» WRITTEN INSTRUCTION:
Without including any images, reproduce each entry exactly.

» TASK INPUT:
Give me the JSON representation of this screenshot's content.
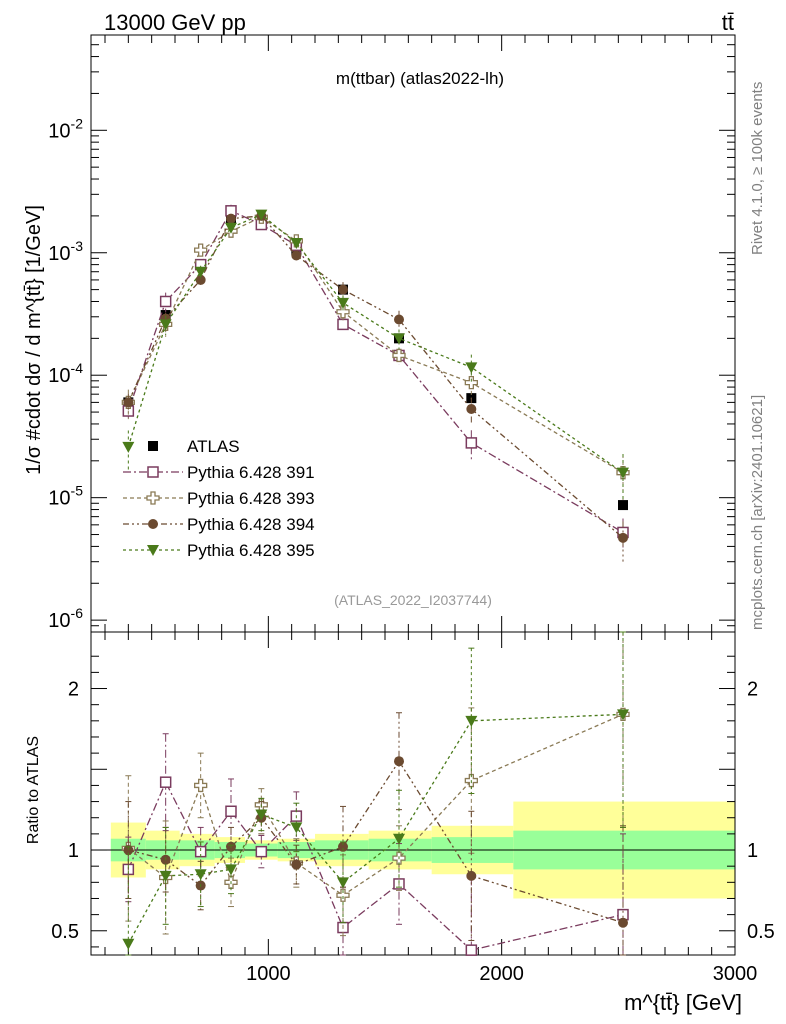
{
  "header": {
    "left": "13000 GeV pp",
    "right": "tt̄"
  },
  "side": {
    "top": "Rivet 4.1.0, ≥ 100k events",
    "bottom": "mcplots.cern.ch [arXiv:2401.10621]"
  },
  "chart_data": {
    "type": "scatter",
    "title": "m(ttbar) (atlas2022-lh)",
    "watermark": "(ATLAS_2022_I2037744)",
    "xlabel": "m^{tt̄} [GeV]",
    "ylabel": "1/σ #cdot dσ / d m^{tt̄} [1/GeV]",
    "ratio_ylabel": "Ratio to ATLAS",
    "xlim": [
      240,
      3000
    ],
    "ylim": [
      8e-07,
      0.06
    ],
    "ratio_ylim": [
      0.35,
      2.35
    ],
    "x_ticks": [
      1000,
      2000,
      3000
    ],
    "x_tick_labels": [
      "1000",
      "2000",
      "3000"
    ],
    "y_ticks": [
      1e-06,
      1e-05,
      0.0001,
      0.001,
      0.01
    ],
    "y_tick_labels": [
      "10^{-6}",
      "10^{-5}",
      "10^{-4}",
      "10^{-3}",
      "10^{-2}"
    ],
    "ratio_ticks": [
      0.5,
      1,
      2
    ],
    "ratio_tick_labels": [
      "0.5",
      "1",
      "2"
    ],
    "x": [
      400,
      560,
      710,
      840,
      970,
      1120,
      1320,
      1560,
      1870,
      2520
    ],
    "bin_edges": [
      325,
      475,
      620,
      770,
      900,
      1040,
      1200,
      1430,
      1700,
      2050,
      3000
    ],
    "band_inner": [
      0.07,
      0.06,
      0.06,
      0.05,
      0.04,
      0.05,
      0.06,
      0.07,
      0.08,
      0.12
    ],
    "band_outer": [
      0.17,
      0.12,
      0.1,
      0.08,
      0.06,
      0.07,
      0.1,
      0.12,
      0.15,
      0.3
    ],
    "series": [
      {
        "name": "ATLAS",
        "color": "#000000",
        "marker": "square-filled",
        "values": [
          6e-05,
          0.00031,
          0.0008,
          0.00185,
          0.0017,
          0.00105,
          0.0005,
          0.0002,
          6.5e-05,
          8.7e-06
        ],
        "ratio": [
          1,
          1,
          1,
          1,
          1,
          1,
          1,
          1,
          1,
          1
        ]
      },
      {
        "name": "Pythia 6.428 391",
        "color": "#7a3b5e",
        "marker": "square-open",
        "values": [
          5.1e-05,
          0.0004,
          0.0008,
          0.0022,
          0.0017,
          0.00115,
          0.00026,
          0.000145,
          2.8e-05,
          5.2e-06
        ],
        "ratio": [
          0.88,
          1.42,
          0.99,
          1.24,
          0.99,
          1.21,
          0.52,
          0.79,
          0.38,
          0.6
        ],
        "ratio_err": [
          0.2,
          0.3,
          0.15,
          0.2,
          0.1,
          0.15,
          0.25,
          0.25,
          0.45,
          0.5
        ]
      },
      {
        "name": "Pythia 6.428 393",
        "color": "#8a7a55",
        "marker": "cross-open",
        "values": [
          6e-05,
          0.00026,
          0.00105,
          0.0015,
          0.00195,
          0.00125,
          0.00033,
          0.000145,
          8.7e-05,
          1.6e-05
        ],
        "ratio": [
          1.01,
          0.83,
          1.4,
          0.8,
          1.28,
          0.92,
          0.72,
          0.95,
          1.43,
          1.84
        ],
        "ratio_err": [
          0.45,
          0.35,
          0.2,
          0.15,
          0.1,
          0.15,
          0.25,
          0.2,
          0.45,
          0.7
        ]
      },
      {
        "name": "Pythia 6.428 394",
        "color": "#6b4a30",
        "marker": "circle-filled",
        "values": [
          6e-05,
          0.00029,
          0.0006,
          0.0019,
          0.002,
          0.00095,
          0.0005,
          0.000285,
          5.3e-05,
          4.7e-06
        ],
        "ratio": [
          1.0,
          0.94,
          0.78,
          1.02,
          1.2,
          0.91,
          1.02,
          1.55,
          0.84,
          0.55
        ],
        "ratio_err": [
          0.3,
          0.2,
          0.15,
          0.12,
          0.1,
          0.12,
          0.25,
          0.3,
          0.4,
          0.6
        ]
      },
      {
        "name": "Pythia 6.428 395",
        "color": "#4a7a1a",
        "marker": "triangle-down-filled",
        "values": [
          2.6e-05,
          0.00026,
          0.0007,
          0.0016,
          0.00205,
          0.0012,
          0.00039,
          0.0002,
          0.000116,
          1.6e-05
        ],
        "ratio": [
          0.42,
          0.84,
          0.85,
          0.88,
          1.22,
          1.14,
          0.8,
          1.07,
          1.8,
          1.84
        ],
        "ratio_err": [
          0.6,
          0.3,
          0.2,
          0.15,
          0.1,
          0.15,
          0.25,
          0.3,
          0.45,
          0.7
        ]
      }
    ]
  }
}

» ANSWER:
Give me the JSON representation of this screenshot's content.
{
  "header": {
    "left": "13000 GeV pp",
    "right": "tt̄"
  },
  "side": {
    "top": "Rivet 4.1.0, ≥ 100k events",
    "bottom": "mcplots.cern.ch [arXiv:2401.10621]"
  },
  "chart_data": {
    "type": "scatter",
    "title": "m(ttbar) (atlas2022-lh)",
    "watermark": "(ATLAS_2022_I2037744)",
    "xlabel": "m^{tt̄} [GeV]",
    "ylabel": "1/σ #cdot dσ / d m^{tt̄} [1/GeV]",
    "ratio_ylabel": "Ratio to ATLAS",
    "xlim": [
      240,
      3000
    ],
    "ylim": [
      8e-07,
      0.06
    ],
    "ratio_ylim": [
      0.35,
      2.35
    ],
    "x_ticks": [
      1000,
      2000,
      3000
    ],
    "x_tick_labels": [
      "1000",
      "2000",
      "3000"
    ],
    "y_ticks": [
      1e-06,
      1e-05,
      0.0001,
      0.001,
      0.01
    ],
    "y_tick_labels": [
      "10^{-6}",
      "10^{-5}",
      "10^{-4}",
      "10^{-3}",
      "10^{-2}"
    ],
    "ratio_ticks": [
      0.5,
      1,
      2
    ],
    "ratio_tick_labels": [
      "0.5",
      "1",
      "2"
    ],
    "x": [
      400,
      560,
      710,
      840,
      970,
      1120,
      1320,
      1560,
      1870,
      2520
    ],
    "bin_edges": [
      325,
      475,
      620,
      770,
      900,
      1040,
      1200,
      1430,
      1700,
      2050,
      3000
    ],
    "band_inner": [
      0.07,
      0.06,
      0.06,
      0.05,
      0.04,
      0.05,
      0.06,
      0.07,
      0.08,
      0.12
    ],
    "band_outer": [
      0.17,
      0.12,
      0.1,
      0.08,
      0.06,
      0.07,
      0.1,
      0.12,
      0.15,
      0.3
    ],
    "series": [
      {
        "name": "ATLAS",
        "color": "#000000",
        "marker": "square-filled",
        "values": [
          6e-05,
          0.00031,
          0.0008,
          0.00185,
          0.0017,
          0.00105,
          0.0005,
          0.0002,
          6.5e-05,
          8.7e-06
        ],
        "ratio": [
          1,
          1,
          1,
          1,
          1,
          1,
          1,
          1,
          1,
          1
        ]
      },
      {
        "name": "Pythia 6.428 391",
        "color": "#7a3b5e",
        "marker": "square-open",
        "values": [
          5.1e-05,
          0.0004,
          0.0008,
          0.0022,
          0.0017,
          0.00115,
          0.00026,
          0.000145,
          2.8e-05,
          5.2e-06
        ],
        "ratio": [
          0.88,
          1.42,
          0.99,
          1.24,
          0.99,
          1.21,
          0.52,
          0.79,
          0.38,
          0.6
        ],
        "ratio_err": [
          0.2,
          0.3,
          0.15,
          0.2,
          0.1,
          0.15,
          0.25,
          0.25,
          0.45,
          0.5
        ]
      },
      {
        "name": "Pythia 6.428 393",
        "color": "#8a7a55",
        "marker": "cross-open",
        "values": [
          6e-05,
          0.00026,
          0.00105,
          0.0015,
          0.00195,
          0.00125,
          0.00033,
          0.000145,
          8.7e-05,
          1.6e-05
        ],
        "ratio": [
          1.01,
          0.83,
          1.4,
          0.8,
          1.28,
          0.92,
          0.72,
          0.95,
          1.43,
          1.84
        ],
        "ratio_err": [
          0.45,
          0.35,
          0.2,
          0.15,
          0.1,
          0.15,
          0.25,
          0.2,
          0.45,
          0.7
        ]
      },
      {
        "name": "Pythia 6.428 394",
        "color": "#6b4a30",
        "marker": "circle-filled",
        "values": [
          6e-05,
          0.00029,
          0.0006,
          0.0019,
          0.002,
          0.00095,
          0.0005,
          0.000285,
          5.3e-05,
          4.7e-06
        ],
        "ratio": [
          1.0,
          0.94,
          0.78,
          1.02,
          1.2,
          0.91,
          1.02,
          1.55,
          0.84,
          0.55
        ],
        "ratio_err": [
          0.3,
          0.2,
          0.15,
          0.12,
          0.1,
          0.12,
          0.25,
          0.3,
          0.4,
          0.6
        ]
      },
      {
        "name": "Pythia 6.428 395",
        "color": "#4a7a1a",
        "marker": "triangle-down-filled",
        "values": [
          2.6e-05,
          0.00026,
          0.0007,
          0.0016,
          0.00205,
          0.0012,
          0.00039,
          0.0002,
          0.000116,
          1.6e-05
        ],
        "ratio": [
          0.42,
          0.84,
          0.85,
          0.88,
          1.22,
          1.14,
          0.8,
          1.07,
          1.8,
          1.84
        ],
        "ratio_err": [
          0.6,
          0.3,
          0.2,
          0.15,
          0.1,
          0.15,
          0.25,
          0.3,
          0.45,
          0.7
        ]
      }
    ]
  }
}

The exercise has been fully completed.